**Data rows**.
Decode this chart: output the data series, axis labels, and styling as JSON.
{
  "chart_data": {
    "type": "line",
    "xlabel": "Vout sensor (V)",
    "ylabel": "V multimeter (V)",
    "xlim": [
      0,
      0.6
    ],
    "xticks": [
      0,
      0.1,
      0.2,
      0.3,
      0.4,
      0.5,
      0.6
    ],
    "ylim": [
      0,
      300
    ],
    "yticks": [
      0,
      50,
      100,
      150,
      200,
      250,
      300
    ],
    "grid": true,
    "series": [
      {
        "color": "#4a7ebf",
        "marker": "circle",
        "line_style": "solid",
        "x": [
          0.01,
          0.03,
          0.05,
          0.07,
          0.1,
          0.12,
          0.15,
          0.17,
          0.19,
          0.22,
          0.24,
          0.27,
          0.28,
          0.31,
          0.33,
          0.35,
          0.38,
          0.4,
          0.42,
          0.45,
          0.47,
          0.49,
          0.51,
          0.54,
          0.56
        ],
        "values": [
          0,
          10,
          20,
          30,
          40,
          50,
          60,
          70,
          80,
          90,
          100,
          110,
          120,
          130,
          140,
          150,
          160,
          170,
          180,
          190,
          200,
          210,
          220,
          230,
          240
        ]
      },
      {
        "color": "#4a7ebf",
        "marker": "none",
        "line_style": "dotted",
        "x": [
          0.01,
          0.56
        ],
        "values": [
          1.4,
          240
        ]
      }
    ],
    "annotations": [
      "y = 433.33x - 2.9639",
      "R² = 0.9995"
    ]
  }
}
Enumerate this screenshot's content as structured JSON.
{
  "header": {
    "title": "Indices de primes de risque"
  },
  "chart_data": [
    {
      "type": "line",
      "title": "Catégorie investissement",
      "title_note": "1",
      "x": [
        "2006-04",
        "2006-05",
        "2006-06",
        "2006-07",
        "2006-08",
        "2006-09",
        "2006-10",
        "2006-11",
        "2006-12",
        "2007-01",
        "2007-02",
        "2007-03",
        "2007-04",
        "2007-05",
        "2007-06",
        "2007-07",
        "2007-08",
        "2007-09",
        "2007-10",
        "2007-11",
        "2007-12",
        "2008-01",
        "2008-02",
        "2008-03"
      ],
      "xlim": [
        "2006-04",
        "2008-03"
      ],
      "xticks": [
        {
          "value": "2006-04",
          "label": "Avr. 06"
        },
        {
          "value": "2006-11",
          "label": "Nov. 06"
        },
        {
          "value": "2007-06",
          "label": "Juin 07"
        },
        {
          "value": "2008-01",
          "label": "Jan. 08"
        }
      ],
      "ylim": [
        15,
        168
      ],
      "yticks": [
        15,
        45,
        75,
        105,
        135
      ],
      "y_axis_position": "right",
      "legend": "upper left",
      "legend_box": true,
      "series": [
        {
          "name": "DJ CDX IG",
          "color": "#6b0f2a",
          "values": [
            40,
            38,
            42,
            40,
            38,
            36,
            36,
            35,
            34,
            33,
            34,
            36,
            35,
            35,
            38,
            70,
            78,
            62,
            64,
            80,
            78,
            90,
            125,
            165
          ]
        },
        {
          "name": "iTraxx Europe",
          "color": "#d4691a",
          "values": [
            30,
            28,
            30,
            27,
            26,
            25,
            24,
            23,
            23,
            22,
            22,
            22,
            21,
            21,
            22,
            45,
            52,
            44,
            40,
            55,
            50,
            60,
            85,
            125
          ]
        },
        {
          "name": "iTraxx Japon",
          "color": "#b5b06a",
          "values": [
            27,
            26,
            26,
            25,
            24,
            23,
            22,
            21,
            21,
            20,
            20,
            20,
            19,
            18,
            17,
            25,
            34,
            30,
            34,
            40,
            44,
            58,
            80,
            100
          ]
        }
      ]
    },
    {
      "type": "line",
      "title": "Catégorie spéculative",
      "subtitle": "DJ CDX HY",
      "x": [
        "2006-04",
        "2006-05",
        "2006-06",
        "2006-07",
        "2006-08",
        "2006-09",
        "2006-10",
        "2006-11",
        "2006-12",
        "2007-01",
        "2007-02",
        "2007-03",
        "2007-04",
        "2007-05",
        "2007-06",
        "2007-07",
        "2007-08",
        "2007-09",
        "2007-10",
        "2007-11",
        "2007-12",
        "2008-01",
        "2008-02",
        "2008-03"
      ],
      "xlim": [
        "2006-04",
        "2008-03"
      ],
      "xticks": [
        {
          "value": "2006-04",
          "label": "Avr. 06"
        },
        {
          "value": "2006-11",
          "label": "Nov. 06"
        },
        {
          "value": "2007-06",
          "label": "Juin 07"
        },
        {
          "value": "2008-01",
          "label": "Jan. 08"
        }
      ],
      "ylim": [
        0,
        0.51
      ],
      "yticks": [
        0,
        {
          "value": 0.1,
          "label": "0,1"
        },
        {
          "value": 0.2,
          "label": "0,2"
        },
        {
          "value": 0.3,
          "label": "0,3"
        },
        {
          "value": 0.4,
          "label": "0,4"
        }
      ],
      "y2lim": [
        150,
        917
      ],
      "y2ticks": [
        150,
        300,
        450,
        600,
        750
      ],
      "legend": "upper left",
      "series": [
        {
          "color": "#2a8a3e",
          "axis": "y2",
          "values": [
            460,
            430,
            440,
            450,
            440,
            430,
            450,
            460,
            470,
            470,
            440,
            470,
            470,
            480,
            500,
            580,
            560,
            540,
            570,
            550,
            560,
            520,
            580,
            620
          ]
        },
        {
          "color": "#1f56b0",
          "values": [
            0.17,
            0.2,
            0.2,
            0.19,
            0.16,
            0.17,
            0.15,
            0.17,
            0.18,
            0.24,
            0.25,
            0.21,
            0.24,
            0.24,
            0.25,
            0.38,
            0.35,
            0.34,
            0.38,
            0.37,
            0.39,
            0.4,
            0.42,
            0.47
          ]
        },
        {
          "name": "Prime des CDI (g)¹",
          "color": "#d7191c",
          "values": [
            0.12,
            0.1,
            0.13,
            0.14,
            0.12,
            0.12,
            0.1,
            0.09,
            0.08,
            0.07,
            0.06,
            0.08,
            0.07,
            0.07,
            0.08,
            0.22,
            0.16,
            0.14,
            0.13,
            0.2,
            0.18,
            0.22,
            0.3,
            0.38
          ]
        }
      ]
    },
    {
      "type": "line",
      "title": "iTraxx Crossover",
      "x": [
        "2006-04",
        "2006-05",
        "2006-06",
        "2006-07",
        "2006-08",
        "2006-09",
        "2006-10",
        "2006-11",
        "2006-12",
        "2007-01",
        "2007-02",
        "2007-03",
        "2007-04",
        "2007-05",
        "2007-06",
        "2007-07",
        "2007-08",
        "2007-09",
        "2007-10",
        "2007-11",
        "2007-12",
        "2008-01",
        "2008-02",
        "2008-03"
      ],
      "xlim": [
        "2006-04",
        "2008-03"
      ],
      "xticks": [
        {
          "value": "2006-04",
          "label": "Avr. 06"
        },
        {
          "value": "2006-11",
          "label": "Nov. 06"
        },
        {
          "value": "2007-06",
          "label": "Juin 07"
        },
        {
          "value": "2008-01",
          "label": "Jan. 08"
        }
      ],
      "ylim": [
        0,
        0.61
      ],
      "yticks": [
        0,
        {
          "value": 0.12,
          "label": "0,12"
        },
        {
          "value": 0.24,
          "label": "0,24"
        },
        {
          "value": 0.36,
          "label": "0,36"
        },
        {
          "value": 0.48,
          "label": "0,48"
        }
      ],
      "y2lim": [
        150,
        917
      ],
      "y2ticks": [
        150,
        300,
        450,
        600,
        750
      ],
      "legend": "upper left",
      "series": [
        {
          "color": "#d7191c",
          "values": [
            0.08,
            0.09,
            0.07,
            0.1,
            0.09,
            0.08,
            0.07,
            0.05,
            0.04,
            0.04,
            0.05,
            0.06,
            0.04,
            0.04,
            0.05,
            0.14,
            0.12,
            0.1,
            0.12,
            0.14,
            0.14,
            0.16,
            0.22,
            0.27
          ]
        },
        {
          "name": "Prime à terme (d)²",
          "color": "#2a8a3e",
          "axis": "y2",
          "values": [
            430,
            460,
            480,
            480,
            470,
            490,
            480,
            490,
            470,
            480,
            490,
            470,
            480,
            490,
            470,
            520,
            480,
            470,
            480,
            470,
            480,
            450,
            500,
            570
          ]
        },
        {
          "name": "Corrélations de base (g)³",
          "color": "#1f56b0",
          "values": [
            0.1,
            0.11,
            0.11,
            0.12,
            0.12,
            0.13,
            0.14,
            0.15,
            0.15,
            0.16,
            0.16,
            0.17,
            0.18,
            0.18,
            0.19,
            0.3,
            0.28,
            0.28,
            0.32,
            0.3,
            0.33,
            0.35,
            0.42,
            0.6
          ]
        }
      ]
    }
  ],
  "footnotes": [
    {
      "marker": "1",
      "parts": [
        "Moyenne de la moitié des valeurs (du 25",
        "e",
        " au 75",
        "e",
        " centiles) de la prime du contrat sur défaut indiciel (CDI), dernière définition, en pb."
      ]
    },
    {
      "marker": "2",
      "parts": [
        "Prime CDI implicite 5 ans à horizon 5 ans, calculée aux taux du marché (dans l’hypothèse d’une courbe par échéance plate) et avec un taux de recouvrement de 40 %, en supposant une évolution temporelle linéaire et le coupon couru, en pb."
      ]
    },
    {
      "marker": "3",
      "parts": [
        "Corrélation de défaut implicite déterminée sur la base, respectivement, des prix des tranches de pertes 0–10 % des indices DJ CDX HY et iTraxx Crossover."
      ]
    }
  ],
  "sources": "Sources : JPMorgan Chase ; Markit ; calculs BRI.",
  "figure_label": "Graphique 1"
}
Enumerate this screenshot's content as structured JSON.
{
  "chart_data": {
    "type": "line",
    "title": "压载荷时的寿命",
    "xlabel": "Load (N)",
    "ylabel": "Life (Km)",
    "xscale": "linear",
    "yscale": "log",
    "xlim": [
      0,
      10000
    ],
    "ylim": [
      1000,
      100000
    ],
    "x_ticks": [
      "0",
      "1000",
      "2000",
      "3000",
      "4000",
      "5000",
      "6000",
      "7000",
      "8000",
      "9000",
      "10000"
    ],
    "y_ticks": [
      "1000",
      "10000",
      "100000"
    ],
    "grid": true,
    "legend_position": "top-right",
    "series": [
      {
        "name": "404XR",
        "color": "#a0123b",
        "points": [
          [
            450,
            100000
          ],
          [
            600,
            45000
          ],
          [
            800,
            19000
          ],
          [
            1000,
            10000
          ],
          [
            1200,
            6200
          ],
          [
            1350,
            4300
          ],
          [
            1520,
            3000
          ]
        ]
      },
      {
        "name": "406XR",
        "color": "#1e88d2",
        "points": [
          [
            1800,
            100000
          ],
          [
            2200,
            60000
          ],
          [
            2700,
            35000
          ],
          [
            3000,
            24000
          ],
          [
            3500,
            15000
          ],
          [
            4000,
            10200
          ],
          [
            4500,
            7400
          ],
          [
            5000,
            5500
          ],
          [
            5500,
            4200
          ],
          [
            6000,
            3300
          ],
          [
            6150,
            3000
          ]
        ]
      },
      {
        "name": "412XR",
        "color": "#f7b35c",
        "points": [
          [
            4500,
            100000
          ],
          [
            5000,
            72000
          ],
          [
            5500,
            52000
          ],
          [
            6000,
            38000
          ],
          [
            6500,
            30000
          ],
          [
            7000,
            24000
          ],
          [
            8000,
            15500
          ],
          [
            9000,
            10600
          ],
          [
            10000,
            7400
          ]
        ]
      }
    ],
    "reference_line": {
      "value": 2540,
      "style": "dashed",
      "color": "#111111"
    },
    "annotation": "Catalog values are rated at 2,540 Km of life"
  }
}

**Exercise objective**. From the entries above, copy each line holding "name".

**Solved problem**.
          "name": "DJ CDX IG",
          "name": "iTraxx Europe",
          "name": "iTraxx Japon",
          "name": "Prime des CDI (g)¹",
          "name": "Prime à terme (d)²",
          "name": "Corrélations de base (g)³",
        "name": "404XR",
        "name": "406XR",
        "name": "412XR",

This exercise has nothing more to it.